■ **YOUR INSTRUCTIONS**: Pick out all lines of the entries that include the word "structure" and copy them.

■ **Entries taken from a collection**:

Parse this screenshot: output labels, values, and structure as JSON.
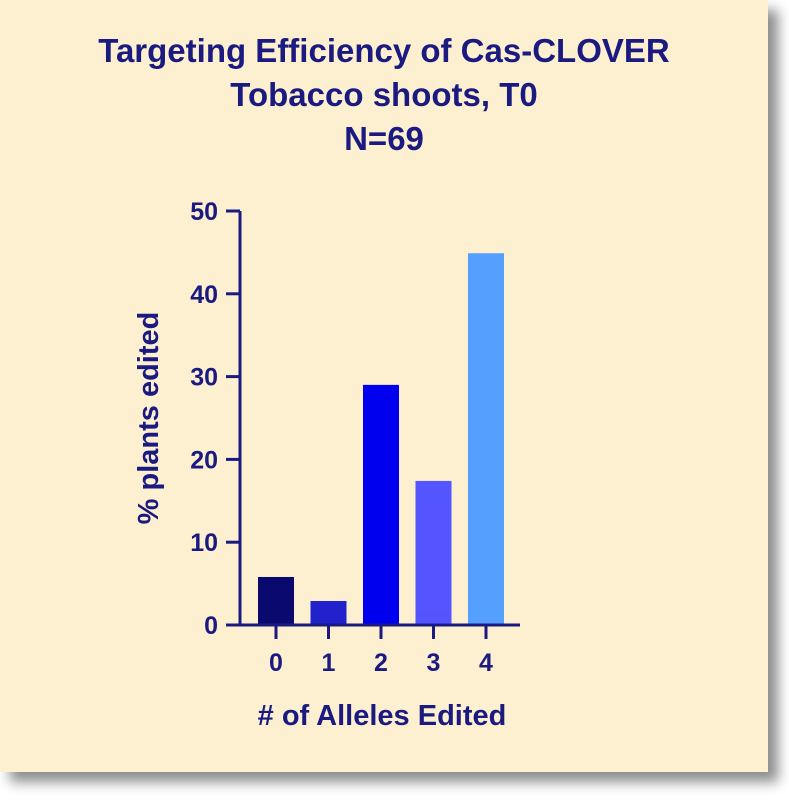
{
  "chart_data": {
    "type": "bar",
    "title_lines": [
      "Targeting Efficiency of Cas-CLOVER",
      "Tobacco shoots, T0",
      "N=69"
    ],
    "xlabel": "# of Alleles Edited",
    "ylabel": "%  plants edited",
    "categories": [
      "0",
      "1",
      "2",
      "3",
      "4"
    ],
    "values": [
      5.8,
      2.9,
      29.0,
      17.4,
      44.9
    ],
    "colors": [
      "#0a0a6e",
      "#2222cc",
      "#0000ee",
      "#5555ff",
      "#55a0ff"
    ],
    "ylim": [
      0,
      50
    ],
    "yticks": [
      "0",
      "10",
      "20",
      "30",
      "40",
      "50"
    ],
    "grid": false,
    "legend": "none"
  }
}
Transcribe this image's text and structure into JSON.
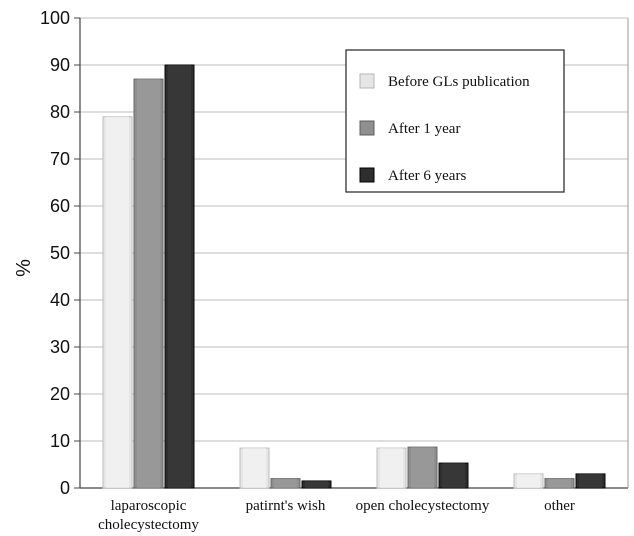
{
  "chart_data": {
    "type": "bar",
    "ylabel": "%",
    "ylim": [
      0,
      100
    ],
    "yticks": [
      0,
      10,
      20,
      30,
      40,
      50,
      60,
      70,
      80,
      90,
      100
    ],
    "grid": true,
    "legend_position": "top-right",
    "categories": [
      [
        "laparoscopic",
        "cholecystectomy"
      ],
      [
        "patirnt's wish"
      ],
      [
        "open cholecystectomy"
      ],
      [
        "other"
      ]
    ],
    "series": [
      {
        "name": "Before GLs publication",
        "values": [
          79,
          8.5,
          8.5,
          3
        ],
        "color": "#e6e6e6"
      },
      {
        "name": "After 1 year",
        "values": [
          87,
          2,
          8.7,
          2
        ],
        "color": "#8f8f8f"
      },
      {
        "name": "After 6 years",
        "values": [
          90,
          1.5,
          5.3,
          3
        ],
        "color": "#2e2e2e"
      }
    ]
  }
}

■ **CORRECT OUTPUT**:
Parse this screenshot: output labels, values, and structure as JSON.
Transcribe this image's text and structure into JSON.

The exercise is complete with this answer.